**Work instructions:**
Wherever a line holds the string "Jack", copy that line.

**Data to use:**
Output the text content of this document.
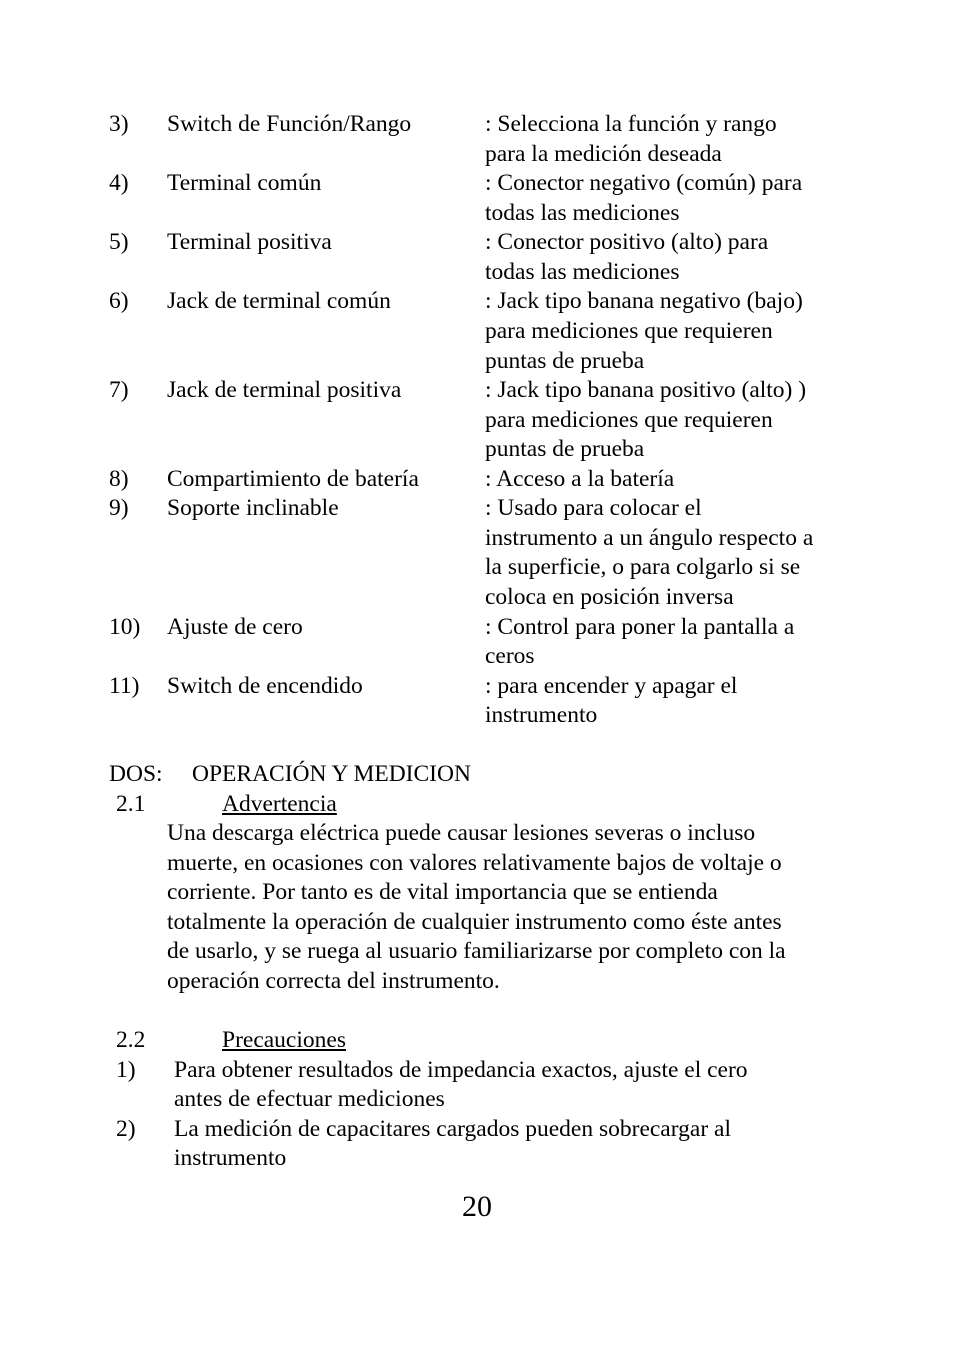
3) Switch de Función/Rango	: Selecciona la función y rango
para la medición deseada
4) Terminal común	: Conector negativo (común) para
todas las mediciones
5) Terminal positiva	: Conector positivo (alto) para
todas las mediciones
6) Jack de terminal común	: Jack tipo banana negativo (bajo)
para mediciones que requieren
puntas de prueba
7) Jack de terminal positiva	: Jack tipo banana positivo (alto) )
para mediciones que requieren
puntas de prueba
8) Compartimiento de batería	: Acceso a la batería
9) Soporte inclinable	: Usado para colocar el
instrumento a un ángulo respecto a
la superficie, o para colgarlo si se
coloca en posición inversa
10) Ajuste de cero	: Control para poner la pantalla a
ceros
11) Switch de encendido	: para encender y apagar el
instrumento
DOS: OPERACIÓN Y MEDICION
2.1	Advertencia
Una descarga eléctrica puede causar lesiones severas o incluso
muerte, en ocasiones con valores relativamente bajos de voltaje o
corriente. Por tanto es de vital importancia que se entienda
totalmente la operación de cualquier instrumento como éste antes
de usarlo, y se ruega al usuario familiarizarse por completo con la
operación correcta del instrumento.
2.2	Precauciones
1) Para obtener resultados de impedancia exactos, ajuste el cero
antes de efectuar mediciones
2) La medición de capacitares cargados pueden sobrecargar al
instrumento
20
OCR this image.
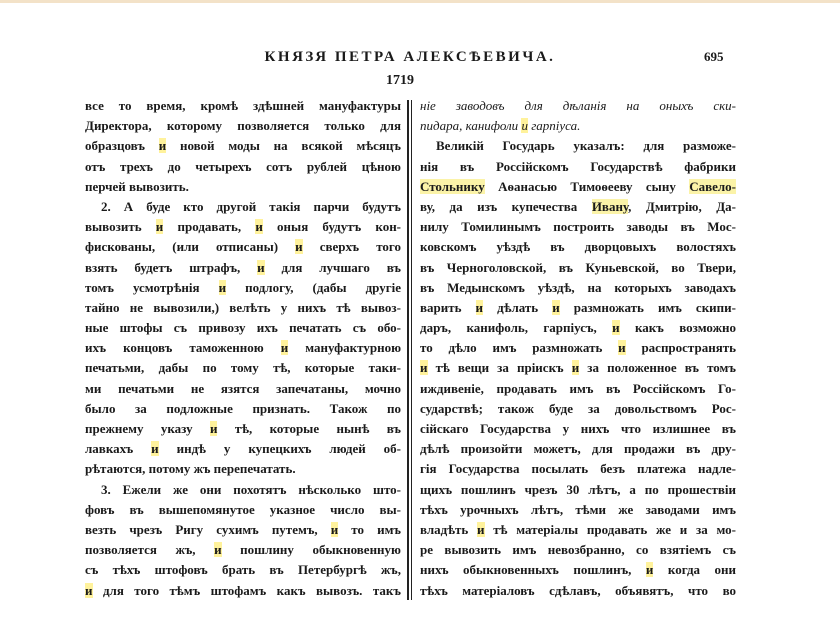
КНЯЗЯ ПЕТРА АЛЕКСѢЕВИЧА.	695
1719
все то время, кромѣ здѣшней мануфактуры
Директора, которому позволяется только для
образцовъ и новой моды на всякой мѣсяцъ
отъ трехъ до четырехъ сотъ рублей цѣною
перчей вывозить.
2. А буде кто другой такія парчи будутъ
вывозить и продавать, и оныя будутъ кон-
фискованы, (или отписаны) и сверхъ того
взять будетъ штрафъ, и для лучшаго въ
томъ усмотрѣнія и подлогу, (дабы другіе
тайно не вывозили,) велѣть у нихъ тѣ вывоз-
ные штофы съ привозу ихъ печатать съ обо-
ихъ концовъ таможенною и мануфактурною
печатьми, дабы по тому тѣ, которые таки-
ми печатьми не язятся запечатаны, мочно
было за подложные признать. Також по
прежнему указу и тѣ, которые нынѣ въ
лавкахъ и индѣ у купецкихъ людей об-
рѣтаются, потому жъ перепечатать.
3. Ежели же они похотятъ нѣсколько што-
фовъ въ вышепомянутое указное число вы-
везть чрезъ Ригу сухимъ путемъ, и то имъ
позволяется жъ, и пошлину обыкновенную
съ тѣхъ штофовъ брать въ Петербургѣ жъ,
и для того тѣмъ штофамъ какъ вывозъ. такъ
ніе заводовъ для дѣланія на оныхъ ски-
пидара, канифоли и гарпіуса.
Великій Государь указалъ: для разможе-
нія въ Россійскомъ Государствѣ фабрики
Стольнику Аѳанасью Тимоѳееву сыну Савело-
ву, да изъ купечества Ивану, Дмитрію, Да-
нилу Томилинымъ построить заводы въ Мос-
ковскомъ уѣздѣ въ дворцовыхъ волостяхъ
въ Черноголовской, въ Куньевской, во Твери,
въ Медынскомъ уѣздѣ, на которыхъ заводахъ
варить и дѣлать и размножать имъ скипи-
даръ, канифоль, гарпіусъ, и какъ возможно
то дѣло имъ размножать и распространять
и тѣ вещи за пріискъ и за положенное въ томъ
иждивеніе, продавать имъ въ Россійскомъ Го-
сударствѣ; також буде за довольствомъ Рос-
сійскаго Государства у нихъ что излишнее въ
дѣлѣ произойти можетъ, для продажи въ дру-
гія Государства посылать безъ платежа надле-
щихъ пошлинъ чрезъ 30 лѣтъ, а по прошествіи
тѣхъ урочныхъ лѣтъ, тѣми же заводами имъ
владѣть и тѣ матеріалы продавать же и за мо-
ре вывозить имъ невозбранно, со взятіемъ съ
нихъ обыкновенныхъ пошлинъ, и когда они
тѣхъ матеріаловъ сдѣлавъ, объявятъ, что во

**Task response:**
6) Jack de terminal común	: Jack tipo banana negativo (bajo)
7) Jack de terminal positiva	: Jack tipo banana positivo (alto) )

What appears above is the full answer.